## START Input rows

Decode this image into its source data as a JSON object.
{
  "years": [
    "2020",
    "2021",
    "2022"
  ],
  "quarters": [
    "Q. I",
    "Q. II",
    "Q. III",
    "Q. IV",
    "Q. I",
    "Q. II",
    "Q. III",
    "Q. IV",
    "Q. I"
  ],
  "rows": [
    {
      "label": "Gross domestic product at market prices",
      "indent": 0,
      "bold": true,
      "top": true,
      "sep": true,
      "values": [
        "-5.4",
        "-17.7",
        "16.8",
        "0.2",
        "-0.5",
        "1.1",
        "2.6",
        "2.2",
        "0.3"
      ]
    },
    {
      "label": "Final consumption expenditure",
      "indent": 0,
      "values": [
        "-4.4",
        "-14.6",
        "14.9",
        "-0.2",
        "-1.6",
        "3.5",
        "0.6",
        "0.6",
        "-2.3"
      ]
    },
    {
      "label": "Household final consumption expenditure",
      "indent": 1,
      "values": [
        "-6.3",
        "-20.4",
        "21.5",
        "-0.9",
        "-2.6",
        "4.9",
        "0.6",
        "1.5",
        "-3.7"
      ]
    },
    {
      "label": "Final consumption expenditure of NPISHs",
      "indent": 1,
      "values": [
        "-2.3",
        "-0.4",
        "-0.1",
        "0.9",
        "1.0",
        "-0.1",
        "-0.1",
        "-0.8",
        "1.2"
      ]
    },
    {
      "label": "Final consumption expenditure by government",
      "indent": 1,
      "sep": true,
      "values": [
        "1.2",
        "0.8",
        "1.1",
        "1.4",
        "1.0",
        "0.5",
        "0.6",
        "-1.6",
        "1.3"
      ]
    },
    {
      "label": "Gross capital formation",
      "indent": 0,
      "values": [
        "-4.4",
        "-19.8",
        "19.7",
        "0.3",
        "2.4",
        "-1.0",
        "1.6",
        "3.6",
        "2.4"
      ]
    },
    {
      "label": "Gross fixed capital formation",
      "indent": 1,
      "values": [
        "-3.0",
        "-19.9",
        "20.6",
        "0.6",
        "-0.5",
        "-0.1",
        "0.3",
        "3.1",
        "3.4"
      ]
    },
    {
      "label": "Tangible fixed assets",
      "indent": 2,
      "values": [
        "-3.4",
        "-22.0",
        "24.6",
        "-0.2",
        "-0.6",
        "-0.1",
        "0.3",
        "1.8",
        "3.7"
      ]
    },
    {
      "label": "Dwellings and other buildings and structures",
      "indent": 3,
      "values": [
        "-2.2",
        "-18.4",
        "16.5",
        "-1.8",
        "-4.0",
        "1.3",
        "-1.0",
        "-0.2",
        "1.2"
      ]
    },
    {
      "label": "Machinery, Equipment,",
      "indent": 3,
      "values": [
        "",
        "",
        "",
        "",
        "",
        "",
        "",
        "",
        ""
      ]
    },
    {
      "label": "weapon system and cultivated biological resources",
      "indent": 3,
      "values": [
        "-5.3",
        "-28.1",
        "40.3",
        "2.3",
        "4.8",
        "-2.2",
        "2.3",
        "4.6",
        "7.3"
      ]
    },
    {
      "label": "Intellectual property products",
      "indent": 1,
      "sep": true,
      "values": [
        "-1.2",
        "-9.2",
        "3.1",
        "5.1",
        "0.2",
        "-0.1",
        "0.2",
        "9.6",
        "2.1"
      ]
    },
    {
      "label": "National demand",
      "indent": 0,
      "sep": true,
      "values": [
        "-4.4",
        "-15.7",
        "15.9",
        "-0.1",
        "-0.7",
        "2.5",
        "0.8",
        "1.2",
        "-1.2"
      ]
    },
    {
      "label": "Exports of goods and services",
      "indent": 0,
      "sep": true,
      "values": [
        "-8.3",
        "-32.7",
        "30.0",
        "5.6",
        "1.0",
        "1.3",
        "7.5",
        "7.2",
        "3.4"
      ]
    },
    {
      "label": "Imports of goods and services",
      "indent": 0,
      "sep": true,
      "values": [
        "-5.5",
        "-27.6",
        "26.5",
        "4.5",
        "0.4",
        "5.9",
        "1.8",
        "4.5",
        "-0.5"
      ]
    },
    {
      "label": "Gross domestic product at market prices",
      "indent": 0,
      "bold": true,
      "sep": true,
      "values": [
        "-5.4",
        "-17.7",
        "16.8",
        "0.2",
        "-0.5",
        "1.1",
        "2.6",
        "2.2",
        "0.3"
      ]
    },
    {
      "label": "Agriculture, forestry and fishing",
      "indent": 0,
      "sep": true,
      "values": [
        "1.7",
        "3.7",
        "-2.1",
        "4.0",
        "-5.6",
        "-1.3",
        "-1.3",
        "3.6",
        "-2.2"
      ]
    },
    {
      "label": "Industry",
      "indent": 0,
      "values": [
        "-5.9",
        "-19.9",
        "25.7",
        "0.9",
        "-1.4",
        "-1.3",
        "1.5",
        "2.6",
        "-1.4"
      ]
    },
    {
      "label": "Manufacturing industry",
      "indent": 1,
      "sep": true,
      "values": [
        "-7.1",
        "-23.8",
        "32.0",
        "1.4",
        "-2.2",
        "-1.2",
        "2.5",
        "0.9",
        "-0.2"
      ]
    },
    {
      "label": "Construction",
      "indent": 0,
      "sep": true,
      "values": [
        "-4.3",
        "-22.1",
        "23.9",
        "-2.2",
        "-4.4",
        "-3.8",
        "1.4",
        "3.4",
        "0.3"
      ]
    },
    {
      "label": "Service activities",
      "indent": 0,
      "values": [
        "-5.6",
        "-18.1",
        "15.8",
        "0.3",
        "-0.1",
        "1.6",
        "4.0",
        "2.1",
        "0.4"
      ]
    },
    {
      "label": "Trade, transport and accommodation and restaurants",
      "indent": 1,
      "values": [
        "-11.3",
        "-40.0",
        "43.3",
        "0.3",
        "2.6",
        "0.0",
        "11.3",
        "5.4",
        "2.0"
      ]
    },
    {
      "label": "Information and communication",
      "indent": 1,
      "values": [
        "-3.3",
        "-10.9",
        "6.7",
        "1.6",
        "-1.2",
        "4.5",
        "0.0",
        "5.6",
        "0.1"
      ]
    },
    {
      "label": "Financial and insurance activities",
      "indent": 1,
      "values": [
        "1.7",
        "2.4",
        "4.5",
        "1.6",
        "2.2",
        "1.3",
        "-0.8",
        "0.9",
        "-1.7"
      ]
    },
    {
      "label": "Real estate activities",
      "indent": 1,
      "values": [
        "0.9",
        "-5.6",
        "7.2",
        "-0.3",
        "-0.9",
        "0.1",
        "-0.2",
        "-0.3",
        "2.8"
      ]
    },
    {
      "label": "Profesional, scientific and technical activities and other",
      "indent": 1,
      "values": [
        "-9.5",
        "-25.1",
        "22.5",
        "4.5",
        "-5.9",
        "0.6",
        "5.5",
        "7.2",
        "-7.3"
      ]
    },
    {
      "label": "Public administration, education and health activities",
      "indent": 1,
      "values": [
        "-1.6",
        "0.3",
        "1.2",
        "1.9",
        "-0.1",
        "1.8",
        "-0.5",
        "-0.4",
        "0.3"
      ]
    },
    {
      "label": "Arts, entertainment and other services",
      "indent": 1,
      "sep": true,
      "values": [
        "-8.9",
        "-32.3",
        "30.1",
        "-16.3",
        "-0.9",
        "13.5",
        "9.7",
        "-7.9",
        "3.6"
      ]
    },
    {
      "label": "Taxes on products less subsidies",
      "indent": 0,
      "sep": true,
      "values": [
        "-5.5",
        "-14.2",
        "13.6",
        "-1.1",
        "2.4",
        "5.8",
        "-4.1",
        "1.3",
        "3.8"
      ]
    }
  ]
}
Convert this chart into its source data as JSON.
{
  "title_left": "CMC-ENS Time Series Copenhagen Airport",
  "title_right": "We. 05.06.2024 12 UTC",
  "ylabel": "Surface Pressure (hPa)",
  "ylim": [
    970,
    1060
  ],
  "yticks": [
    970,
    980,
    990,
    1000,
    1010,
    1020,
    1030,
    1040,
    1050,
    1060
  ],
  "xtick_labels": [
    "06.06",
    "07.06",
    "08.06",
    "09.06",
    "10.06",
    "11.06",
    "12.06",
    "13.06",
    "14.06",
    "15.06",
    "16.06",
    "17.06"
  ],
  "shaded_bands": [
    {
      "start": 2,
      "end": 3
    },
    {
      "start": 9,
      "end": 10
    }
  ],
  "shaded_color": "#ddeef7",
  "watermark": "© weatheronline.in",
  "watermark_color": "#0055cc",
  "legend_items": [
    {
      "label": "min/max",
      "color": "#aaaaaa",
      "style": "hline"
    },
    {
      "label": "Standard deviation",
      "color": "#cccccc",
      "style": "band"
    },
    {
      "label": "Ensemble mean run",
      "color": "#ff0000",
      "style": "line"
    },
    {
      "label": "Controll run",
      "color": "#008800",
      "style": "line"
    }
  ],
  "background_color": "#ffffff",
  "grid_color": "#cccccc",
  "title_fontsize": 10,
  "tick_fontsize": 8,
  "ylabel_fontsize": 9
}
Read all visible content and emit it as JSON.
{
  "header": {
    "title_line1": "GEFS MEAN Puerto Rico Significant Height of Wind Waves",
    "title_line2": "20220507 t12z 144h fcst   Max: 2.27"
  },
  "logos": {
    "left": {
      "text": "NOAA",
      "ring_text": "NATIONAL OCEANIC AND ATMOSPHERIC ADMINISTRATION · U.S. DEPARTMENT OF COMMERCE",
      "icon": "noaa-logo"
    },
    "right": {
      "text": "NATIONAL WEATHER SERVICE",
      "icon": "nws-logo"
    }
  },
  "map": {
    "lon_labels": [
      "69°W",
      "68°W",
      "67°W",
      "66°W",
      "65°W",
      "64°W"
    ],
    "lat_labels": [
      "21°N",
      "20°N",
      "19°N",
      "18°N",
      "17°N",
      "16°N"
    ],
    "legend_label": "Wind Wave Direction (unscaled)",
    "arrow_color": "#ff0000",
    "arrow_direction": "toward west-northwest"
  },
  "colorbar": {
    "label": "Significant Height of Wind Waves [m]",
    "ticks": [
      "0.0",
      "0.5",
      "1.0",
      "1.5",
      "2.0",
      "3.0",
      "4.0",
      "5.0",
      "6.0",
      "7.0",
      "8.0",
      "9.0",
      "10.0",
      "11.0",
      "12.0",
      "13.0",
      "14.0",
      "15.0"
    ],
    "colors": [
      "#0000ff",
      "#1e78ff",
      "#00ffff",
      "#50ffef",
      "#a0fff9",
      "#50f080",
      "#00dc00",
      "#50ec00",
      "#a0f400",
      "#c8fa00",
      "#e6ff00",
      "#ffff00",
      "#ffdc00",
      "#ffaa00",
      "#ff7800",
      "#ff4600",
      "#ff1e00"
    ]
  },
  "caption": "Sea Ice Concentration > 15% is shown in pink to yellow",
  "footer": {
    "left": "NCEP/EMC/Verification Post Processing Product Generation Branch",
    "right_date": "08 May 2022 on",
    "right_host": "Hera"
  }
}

## END Input rows

Tally the lines that hold the string "style" and state the total, nothing more.

Written response:
4